> EXERCISE: Repeat the rows below word for word, from the line with "list UI elements" up to and including the line with "follow-button[interactable]: Follow bbox=[778, 70, 985, 133]".

> AVAILABLE DATA:
• • •

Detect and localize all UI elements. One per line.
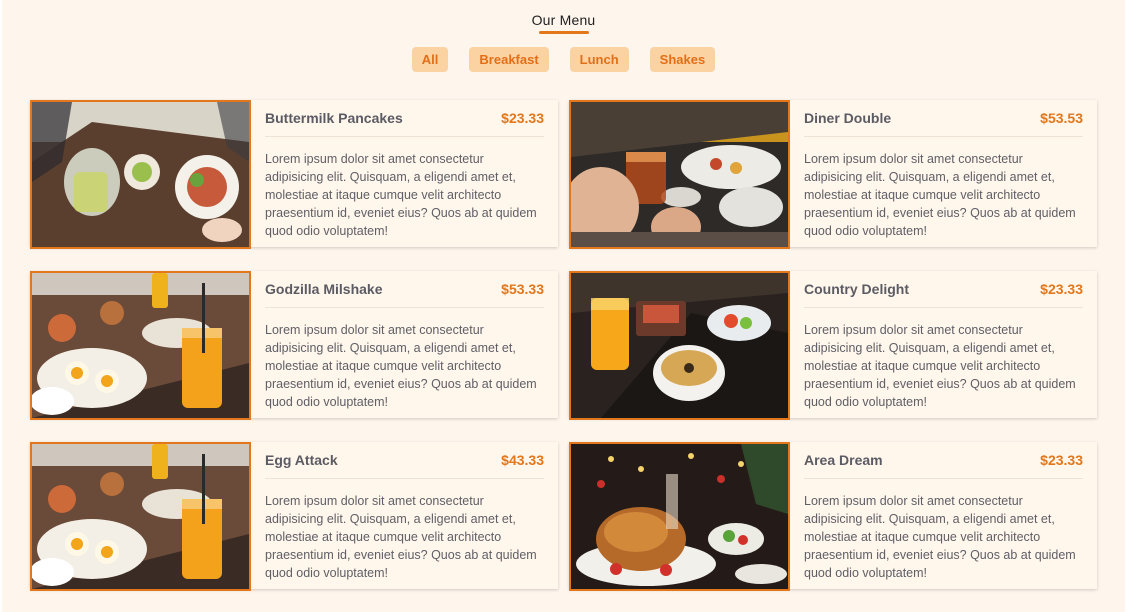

• • •

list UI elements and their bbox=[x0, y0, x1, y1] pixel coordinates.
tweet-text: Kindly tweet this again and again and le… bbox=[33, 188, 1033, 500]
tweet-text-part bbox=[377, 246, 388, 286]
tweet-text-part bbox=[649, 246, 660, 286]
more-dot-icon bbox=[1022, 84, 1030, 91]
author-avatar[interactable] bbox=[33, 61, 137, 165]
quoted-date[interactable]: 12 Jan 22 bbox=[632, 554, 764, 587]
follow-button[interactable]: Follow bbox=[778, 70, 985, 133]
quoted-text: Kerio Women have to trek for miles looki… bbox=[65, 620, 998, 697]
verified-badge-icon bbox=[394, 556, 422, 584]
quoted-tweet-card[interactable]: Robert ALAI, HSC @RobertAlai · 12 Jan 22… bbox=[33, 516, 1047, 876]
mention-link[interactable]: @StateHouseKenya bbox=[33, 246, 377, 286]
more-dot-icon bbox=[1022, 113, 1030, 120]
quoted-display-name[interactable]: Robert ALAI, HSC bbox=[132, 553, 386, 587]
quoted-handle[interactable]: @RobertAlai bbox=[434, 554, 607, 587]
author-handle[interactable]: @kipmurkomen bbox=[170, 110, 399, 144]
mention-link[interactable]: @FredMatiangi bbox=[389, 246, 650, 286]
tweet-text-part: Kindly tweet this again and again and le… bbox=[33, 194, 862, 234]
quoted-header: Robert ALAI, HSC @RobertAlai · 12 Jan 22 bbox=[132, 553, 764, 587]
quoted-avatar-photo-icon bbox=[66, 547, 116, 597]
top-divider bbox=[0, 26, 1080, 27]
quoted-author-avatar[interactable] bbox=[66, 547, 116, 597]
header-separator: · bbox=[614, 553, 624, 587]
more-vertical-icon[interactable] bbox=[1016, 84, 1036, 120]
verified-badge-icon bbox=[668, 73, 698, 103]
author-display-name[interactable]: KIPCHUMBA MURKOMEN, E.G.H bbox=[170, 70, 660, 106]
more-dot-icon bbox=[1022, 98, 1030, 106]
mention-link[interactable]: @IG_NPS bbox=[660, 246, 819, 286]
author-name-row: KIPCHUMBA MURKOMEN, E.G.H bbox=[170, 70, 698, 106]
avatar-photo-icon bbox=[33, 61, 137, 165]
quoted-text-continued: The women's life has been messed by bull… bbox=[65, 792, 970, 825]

• • •

> WORKED SOLUTION:
list UI elements and their bbox=[x0, y0, x1, y1] pixel coordinates.
tweet-text: Kindly tweet this again and again and le… bbox=[33, 188, 1033, 500]
tweet-text-part bbox=[377, 246, 388, 286]
tweet-text-part bbox=[649, 246, 660, 286]
more-dot-icon bbox=[1022, 84, 1030, 91]
author-avatar[interactable] bbox=[33, 61, 137, 165]
quoted-date[interactable]: 12 Jan 22 bbox=[632, 554, 764, 587]
follow-button[interactable]: Follow bbox=[778, 70, 985, 133]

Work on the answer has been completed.